_TASK INPUT_.

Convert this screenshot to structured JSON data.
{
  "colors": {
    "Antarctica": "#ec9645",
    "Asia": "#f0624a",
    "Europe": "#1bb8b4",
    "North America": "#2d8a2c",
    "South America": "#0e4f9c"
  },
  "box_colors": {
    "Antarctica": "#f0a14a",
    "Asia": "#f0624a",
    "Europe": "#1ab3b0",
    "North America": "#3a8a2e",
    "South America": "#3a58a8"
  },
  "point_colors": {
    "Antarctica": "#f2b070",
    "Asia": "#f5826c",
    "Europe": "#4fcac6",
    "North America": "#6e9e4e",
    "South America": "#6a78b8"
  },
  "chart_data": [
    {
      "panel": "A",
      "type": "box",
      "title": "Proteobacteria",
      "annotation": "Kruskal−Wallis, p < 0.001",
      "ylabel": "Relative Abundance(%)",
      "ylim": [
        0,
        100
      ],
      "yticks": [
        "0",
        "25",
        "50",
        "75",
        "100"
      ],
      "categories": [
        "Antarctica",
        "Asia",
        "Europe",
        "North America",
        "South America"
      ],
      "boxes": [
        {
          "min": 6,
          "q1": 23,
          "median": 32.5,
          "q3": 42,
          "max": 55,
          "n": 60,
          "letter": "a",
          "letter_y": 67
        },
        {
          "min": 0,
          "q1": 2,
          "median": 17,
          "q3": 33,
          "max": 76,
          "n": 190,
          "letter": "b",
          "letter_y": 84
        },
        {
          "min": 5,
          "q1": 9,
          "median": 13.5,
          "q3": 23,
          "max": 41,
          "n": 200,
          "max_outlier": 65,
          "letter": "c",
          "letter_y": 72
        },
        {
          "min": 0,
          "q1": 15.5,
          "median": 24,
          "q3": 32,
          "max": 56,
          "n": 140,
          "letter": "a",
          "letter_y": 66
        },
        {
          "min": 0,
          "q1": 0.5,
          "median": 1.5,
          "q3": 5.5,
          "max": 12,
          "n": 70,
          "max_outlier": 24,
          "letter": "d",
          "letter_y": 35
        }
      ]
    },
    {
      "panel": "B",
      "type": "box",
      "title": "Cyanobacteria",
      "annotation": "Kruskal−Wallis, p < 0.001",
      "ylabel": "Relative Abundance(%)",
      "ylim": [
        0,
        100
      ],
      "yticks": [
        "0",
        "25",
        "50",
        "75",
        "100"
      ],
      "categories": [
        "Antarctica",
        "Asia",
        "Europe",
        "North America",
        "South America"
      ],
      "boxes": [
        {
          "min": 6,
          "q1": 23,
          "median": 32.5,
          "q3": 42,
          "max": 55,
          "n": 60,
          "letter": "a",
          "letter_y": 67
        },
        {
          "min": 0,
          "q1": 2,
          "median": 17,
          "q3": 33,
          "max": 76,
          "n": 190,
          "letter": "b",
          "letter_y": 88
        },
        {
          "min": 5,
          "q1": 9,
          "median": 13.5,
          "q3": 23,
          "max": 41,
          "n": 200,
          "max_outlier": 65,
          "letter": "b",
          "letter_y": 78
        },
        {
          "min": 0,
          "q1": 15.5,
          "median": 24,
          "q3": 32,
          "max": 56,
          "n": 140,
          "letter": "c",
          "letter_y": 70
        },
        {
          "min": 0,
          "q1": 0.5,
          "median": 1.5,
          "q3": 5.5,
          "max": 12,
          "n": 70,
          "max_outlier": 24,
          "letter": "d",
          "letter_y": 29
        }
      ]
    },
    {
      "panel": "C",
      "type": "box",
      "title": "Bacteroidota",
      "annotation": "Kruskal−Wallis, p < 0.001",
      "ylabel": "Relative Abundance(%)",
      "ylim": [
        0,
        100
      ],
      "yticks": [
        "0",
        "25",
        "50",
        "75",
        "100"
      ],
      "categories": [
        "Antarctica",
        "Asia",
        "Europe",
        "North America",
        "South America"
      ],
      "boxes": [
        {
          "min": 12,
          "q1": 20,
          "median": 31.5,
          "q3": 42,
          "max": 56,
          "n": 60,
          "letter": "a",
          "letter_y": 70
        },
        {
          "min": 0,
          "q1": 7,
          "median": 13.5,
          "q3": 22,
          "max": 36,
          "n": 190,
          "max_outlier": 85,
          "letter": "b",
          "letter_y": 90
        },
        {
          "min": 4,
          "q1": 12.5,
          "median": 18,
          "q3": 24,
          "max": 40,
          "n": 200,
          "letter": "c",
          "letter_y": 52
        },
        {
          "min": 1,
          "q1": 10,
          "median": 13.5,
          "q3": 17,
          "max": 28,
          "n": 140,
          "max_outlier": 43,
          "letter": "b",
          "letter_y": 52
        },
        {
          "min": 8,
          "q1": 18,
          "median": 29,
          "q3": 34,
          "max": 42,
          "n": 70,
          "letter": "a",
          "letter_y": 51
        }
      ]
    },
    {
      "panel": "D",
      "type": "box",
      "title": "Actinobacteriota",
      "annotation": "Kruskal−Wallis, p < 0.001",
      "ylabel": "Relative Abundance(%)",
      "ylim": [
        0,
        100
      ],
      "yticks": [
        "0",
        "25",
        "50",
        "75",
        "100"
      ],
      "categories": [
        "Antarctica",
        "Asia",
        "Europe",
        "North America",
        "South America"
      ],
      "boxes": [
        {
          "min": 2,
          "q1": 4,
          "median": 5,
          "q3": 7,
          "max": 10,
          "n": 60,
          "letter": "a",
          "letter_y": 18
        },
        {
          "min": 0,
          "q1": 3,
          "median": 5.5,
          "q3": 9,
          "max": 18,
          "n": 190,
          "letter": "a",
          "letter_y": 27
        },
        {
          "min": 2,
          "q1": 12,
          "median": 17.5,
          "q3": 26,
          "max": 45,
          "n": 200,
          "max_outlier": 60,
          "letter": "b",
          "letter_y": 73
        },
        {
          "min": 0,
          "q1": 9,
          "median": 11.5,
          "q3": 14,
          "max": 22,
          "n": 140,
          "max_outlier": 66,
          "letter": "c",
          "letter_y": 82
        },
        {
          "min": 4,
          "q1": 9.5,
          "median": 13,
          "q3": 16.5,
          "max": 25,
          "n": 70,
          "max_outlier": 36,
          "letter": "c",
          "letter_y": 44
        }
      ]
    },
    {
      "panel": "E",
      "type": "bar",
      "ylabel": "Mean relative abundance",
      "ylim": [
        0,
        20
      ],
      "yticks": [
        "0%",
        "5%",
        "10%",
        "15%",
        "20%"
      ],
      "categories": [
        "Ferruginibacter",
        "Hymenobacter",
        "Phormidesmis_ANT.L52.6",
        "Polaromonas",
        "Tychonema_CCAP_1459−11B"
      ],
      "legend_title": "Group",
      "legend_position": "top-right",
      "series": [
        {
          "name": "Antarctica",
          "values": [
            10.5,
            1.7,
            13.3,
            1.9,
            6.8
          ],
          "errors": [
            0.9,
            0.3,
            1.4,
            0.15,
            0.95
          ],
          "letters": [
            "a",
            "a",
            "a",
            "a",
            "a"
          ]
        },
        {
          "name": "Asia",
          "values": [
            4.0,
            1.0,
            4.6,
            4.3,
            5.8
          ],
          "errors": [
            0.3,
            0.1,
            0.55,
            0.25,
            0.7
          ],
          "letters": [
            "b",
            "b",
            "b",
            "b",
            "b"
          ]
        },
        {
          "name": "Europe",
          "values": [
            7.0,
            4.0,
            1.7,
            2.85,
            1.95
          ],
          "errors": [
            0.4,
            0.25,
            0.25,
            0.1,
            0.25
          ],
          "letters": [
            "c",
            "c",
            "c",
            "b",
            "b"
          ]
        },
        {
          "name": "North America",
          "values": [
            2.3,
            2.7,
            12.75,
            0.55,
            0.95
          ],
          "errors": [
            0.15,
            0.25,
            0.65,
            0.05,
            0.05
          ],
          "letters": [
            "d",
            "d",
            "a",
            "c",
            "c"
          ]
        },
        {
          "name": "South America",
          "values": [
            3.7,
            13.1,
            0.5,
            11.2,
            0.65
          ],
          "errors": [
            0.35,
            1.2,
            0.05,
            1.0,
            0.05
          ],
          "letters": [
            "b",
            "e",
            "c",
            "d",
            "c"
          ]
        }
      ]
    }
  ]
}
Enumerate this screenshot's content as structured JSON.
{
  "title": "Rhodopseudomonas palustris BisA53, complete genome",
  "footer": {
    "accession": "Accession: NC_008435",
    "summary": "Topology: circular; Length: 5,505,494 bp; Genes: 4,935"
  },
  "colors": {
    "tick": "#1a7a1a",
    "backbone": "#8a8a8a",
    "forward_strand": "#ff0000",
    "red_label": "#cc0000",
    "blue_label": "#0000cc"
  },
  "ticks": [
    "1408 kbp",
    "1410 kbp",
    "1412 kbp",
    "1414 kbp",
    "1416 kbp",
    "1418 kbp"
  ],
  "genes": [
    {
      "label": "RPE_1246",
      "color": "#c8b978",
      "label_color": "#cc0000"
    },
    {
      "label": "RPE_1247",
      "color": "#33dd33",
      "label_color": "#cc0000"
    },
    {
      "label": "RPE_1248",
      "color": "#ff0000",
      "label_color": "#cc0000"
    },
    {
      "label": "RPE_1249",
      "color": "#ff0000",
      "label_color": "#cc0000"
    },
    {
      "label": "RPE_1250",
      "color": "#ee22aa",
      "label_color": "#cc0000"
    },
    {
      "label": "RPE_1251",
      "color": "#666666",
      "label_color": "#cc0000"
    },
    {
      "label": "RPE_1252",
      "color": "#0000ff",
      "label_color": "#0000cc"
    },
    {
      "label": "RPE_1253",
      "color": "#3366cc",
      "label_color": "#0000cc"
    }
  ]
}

_WHAT YOU SHOULD DO_. Where the word "structured" occurs in a line of the records, copy that line.

_ANSWER BELOW_.
Convert this screenshot to structured JSON data.
Enumerate this screenshot's content as structured JSON.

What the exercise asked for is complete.